■ **Given problem**: Transcribe each line of the records below exactly, excluding any embedded images.

##### Data extract

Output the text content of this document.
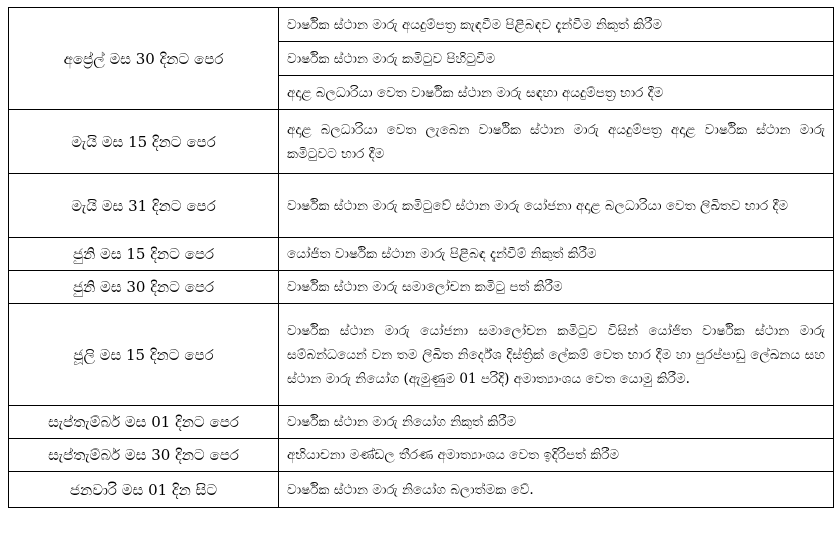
අප්‍රේල් මස 30 දිනට පෙර	වාර්ෂික ස්ථාන මාරු අයදුම්පත්‍ර කැඳවීම පිළිබඳව දැන්වීම නිකුත් කිරීම
	වාර්ෂික ස්ථාන මාරු කමිටුව පිහිටුවීම
	අදාළ බලධාරියා වෙත වාර්ෂික ස්ථාන මාරු සඳහා අයදුම්පත්‍ර භාර දීම
මැයි මස 15 දිනට පෙර	අදාළ බලධාරියා වෙත ලැබෙන වාර්ෂික ස්ථාන මාරු අයදුම්පත්‍ර අදාළ වාර්ෂික ස්ථාන මාරු කමිටුවට භාර දීම
මැයි මස 31 දිනට පෙර	වාර්ෂික ස්ථාන මාරු කමිටුවේ ස්ථාන මාරු යෝජනා අදාළ බලධාරියා වෙත ලිඛිතව භාර දීම
ජුනි මස 15 දිනට පෙර	යෝජිත වාර්ෂික ස්ථාන මාරු පිළිබඳ දැන්වීම් නිකුත් කිරීම
ජුනි මස 30 දිනට පෙර	වාර්ෂික ස්ථාන මාරු සමාලෝචන කමිටු පත් කිරීම
ජූලි මස 15 දිනට පෙර	වාර්ෂික ස්ථාන මාරු යෝජනා සමාලෝචන කමිටුව විසින් යෝජිත වාර්ෂික ස්ථාන මාරු සම්බන්ධයෙන් වන තම ලිඛිත නිර්දේශ දිස්ත්‍රික් ලේකම් වෙත භාර දීම හා පුරප්පාඩු ලේඛනය සහ ස්ථාන මාරු නියෝග (ඇමුණුම 01 පරිදි) අමාත්‍යාංශය වෙත යොමු කිරීම.
සැප්තැම්බර් මස 01 දිනට පෙර	වාර්ෂික ස්ථාන මාරු නියෝග නිකුත් කිරීම
සැප්තැම්බර් මස 30 දිනට පෙර	අභියාචනා මණ්ඩල තීරණ අමාත්‍යාංශය වෙත ඉදිරිපත් කිරීම
ජනවාරි මස 01 දින සිට	වාර්ෂික ස්ථාන මාරු නියෝග බලාත්මක වේ.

##########

■ **The response**:
Output the text content of this document.
අප්‍රේල් මස 30 දිනට පෙර	වාර්ෂික ස්ථාන මාරු අයදුම්පත්‍ර කැඳවීම පිළිබඳව දැන්වීම නිකුත් කිරීම
	වාර්ෂික ස්ථාන මාරු කමිටුව පිහිටුවීම
	අදාළ බලධාරියා වෙත වාර්ෂික ස්ථාන මාරු සඳහා අයදුම්පත්‍ර භාර දීම
මැයි මස 15 දිනට පෙර	අදාළ බලධාරියා වෙත ලැබෙන වාර්ෂික ස්ථාන මාරු අයදුම්පත්‍ර අදාළ වාර්ෂික ස්ථාන මාරු කමිටුවට භාර දීම
මැයි මස 31 දිනට පෙර	වාර්ෂික ස්ථාන මාරු කමිටුවේ ස්ථාන මාරු යෝජනා අදාළ බලධාරියා වෙත ලිඛිතව භාර දීම
ජුනි මස 15 දිනට පෙර	යෝජිත වාර්ෂික ස්ථාන මාරු පිළිබඳ දැන්වීම් නිකුත් කිරීම
ජුනි මස 30 දිනට පෙර	වාර්ෂික ස්ථාන මාරු සමාලෝචන කමිටු පත් කිරීම
ජූලි මස 15 දිනට පෙර	වාර්ෂික ස්ථාන මාරු යෝජනා සමාලෝචන කමිටුව විසින් යෝජිත වාර්ෂික ස්ථාන මාරු සම්බන්ධයෙන් වන තම ලිඛිත නිර්දේශ දිස්ත්‍රික් ලේකම් වෙත භාර දීම හා පුරප්පාඩු ලේඛනය සහ ස්ථාන මාරු නියෝග (ඇමුණුම 01 පරිදි) අමාත්‍යාංශය වෙත යොමු කිරීම.
සැප්තැම්බර් මස 01 දිනට පෙර	වාර්ෂික ස්ථාන මාරු නියෝග නිකුත් කිරීම
සැප්තැම්බර් මස 30 දිනට පෙර	අභියාචනා මණ්ඩල තීරණ අමාත්‍යාංශය වෙත ඉදිරිපත් කිරීම
ජනවාරි මස 01 දින සිට	වාර්ෂික ස්ථාන මාරු නියෝග බලාත්මක වේ.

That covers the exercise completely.